Quoted passage:

Stubborn 1-based LinearIndices for the custom type with non-zero based indexing

Greetings and apologies if this is very basic.

I am trying to create a custom type subtyped from AbstractArray to dispatch on it in place of a dense array at times. I’ve been following instructions in the manual for specifying arrays with custom indices. I can make dereferencing and iteration work, but can’t get pairs() to function properly, it stubbornly produces unit-based indices, but unlike enumerate(), also pairs them with the non-existant elements.

Here is my MWE

import Base: length,size,iterate,getindex,axes, has_offset_axes
struct myrange <: AbstractVector{Int}  
    LStart::Int
    LStop::Int
end
IndexStyle(::Type{myrange}) = IndexLinear()
length(r::myrange) = r.LStop-r.LStart+1
size(r::myrange) = (length(r),)
function Base.getindex(r::myrange,i::Integer)
    @boundscheck r.LStart≤ i ≤ r.LStop || throw(BoundsError(r,i))
    i
end
firstindex(r::myrange) = r.LStart
lastindex(r::myrange) = r.LStop

The manual says it’s better to create a custom class for the indices range, but suggests it’s possible to use UnitRange. This is the approach I follow as I don’t need anything fancier

@inline Base.axes(r::myrange) = (UnitRange(r.LStart,r.LStop),)
Base.has_offset_axes(::myrange) = true

I also overloaded similar() as suggested in the manual, but this does not seem to matter.

Now, this seems to work:

julia> axes(z)[1]
4:8

But when attempting to use the class:

julia> LinearIndices(axes(z))
5-element LinearIndices{1,Tuple{UnitRange{Int64}}}:
1
2
3
4
5

and consequently

julia> pairs(IndexLinear(), z)
pairs(::myrange{Int64}) with 5 entriesError showing value of type Base.Iterators.Pairs{Int64,Integer,LinearIndices{1,Tuple{UnitRange{Int64}}},myrange{Int64}}:

ERROR: BoundsError: attempt to access 5-element myrange{Int64} with indices 4:8 at index [1]

The post mortem reveals that pairs() has indeed got the wrong indices from LinearIndices:

julia> properties(pairs(IndexLinear(), z))
2-element Array{Tuple{Symbol,AbstractArray{T,1} where T},1}:
(:data, Integer[#undef, #undef, #undef, 4, 5])
(:itr, [1, 2, 3, 4, 5])

Task list:
1. Condense the paragraph of the forum post on LinearIndices that begins "I am trying to create a custom type" into a short bulleted list that keeps its main facts.
2. Proceed with the forum post on LinearIndices for a custom type, picking up right after its last line.
The records have nothing to do with this.

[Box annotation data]
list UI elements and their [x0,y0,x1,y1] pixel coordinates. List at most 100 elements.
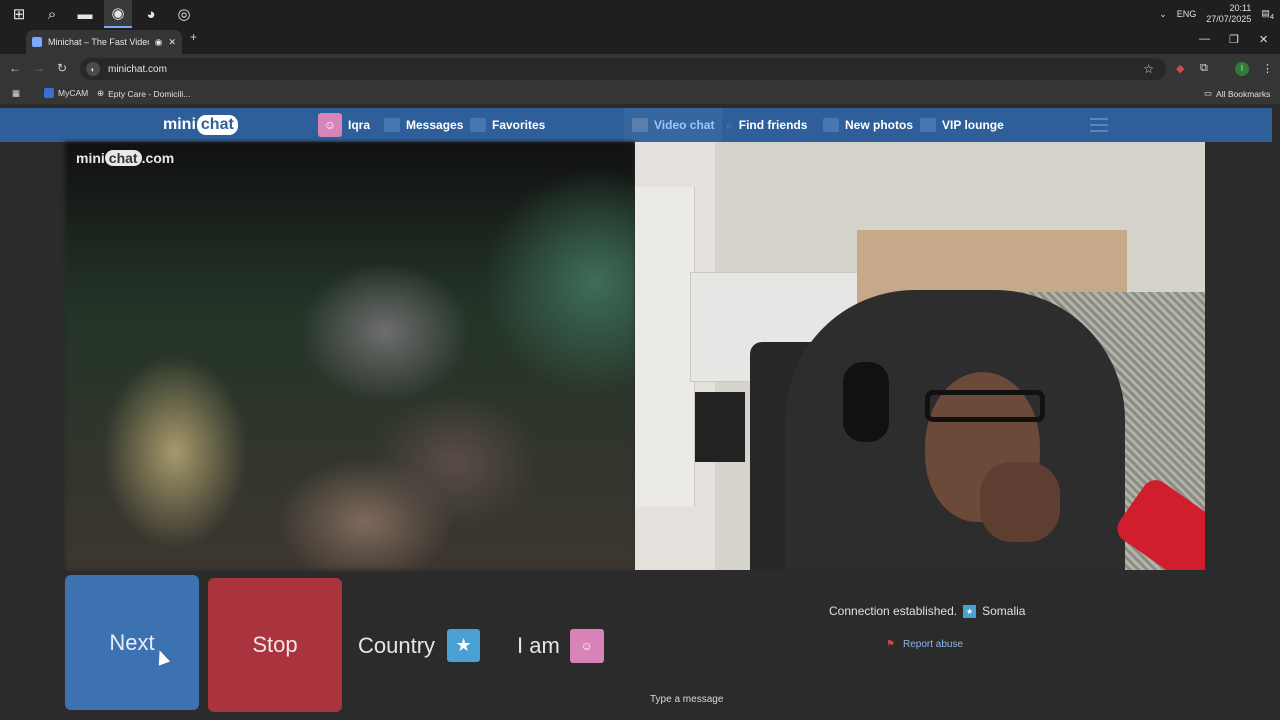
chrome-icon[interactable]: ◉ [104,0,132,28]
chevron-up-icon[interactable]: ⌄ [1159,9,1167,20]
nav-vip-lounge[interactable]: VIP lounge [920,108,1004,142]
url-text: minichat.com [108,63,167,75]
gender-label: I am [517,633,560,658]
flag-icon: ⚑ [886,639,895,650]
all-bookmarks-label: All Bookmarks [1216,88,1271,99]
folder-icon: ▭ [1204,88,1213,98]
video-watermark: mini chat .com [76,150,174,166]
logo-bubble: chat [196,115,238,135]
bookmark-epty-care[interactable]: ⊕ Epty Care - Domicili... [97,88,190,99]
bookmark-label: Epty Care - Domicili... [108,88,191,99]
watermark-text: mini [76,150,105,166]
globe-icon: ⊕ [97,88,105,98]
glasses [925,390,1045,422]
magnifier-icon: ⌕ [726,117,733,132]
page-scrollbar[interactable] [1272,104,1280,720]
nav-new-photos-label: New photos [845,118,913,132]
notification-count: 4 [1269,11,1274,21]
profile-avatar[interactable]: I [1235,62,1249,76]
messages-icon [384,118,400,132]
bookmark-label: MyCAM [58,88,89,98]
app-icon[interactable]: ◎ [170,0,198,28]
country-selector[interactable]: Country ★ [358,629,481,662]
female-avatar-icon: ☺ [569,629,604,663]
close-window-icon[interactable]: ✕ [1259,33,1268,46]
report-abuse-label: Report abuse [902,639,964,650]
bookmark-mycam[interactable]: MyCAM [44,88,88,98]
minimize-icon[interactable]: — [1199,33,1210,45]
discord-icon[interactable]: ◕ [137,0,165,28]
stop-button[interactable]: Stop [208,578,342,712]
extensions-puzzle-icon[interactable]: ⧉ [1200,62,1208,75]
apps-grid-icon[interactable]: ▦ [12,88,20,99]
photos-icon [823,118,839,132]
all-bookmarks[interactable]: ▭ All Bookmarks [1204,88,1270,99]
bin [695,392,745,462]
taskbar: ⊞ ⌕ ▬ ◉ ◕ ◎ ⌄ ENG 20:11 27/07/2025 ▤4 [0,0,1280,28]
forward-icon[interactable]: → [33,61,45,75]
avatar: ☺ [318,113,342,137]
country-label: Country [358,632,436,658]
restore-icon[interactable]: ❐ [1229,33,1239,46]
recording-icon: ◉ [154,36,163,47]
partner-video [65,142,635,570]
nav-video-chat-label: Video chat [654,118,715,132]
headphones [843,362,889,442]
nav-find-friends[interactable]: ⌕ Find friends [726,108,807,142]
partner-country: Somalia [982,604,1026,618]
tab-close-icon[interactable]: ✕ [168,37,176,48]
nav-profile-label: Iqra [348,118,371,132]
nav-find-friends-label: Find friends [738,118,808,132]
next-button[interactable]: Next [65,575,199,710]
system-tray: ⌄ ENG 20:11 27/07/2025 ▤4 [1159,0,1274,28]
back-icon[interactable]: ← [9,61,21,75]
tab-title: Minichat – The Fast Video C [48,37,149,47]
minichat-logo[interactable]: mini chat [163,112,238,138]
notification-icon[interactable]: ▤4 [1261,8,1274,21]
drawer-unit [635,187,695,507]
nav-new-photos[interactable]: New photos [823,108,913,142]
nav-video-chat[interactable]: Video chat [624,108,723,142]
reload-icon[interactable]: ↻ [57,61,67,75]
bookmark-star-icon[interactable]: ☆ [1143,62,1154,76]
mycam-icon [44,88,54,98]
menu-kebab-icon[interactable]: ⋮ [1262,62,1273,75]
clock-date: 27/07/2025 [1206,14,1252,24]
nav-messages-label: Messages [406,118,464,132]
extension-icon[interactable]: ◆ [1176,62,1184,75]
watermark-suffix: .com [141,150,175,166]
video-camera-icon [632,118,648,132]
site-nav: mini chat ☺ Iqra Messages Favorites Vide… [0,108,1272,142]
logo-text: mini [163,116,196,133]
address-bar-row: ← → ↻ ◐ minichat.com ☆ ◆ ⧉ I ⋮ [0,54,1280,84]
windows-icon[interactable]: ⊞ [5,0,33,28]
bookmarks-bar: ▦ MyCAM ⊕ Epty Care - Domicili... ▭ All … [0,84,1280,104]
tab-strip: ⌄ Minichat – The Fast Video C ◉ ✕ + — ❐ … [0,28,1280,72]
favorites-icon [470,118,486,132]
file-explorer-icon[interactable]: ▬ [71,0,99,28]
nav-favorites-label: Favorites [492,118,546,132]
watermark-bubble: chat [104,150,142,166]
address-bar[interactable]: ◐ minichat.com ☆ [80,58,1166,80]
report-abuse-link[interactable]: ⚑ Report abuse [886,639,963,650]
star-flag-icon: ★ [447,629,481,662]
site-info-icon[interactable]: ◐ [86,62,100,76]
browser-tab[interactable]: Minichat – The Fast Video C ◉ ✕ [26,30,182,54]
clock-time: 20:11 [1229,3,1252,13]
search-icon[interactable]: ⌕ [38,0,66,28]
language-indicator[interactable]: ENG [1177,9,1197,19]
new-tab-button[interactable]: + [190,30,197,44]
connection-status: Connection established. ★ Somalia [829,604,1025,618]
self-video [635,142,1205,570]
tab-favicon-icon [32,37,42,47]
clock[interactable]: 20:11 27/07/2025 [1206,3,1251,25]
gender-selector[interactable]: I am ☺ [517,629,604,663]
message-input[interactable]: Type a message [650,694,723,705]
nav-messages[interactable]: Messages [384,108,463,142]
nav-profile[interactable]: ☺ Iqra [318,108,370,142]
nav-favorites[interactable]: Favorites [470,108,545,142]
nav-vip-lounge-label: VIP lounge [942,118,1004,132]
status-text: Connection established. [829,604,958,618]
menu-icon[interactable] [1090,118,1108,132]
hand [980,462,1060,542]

Task responses:
1.
- Goal: a custom type subtyped from AbstractArray, to dispatch on in place of a dense array at times.
- Method: following the manual's instructions for arrays with custom indices.
- Dereferencing and iteration work.
- pairs() fails: it produces unit-based indices and, unlike enumerate(), pairs them with non-existent elements.

2.
But curiously

julia> LinearIndices(axes(z)).indices
(4:8,)

One might think that overloading LinearIndices for the custom class is required, but do observe this working perfectly:

zz=OffsetArray(4:8,4:8)
LinearIndices(axes(zz))
pairs(IndexLinear(), zz)

@which LinearIndices(axes(zz)) shows that both myrange and OffsetArray get dispatched to the same (default) LinearIndices constructor (in Base at indices.jl:444)

So my questions are:

  • how is it possible that LinearIndices carries wrong indices despite explicitly containing the correct ones in the eponymous field? What is the difference between axes(::myrange) and axes(::OffsetArray) that causes the divergence?

  • what is the minimal way to modify my class to avoid the above behaviour?

I suspect there may be hints in the paragraph below, but I am not getting conversion errors, nor does this explain the mystery of LinearIndices(::myrange)

By this definition, 1-dimensional arrays always use Cartesian indexing with the array’s native indices. To help enforce this, it’s worth noting that the index conversion functions will throw an error if shape indicates a 1-dimensional array with unconventional indexing (i.e., is a Tuple{UnitRange} rather than a tuple of OneTo). For arrays with conventional indexing, these functions continue to work the same as always.

Sorry for not answering your questions directly.
Do you know about

Maybe the work has already been done.

And of course: WELCOME to this fine community!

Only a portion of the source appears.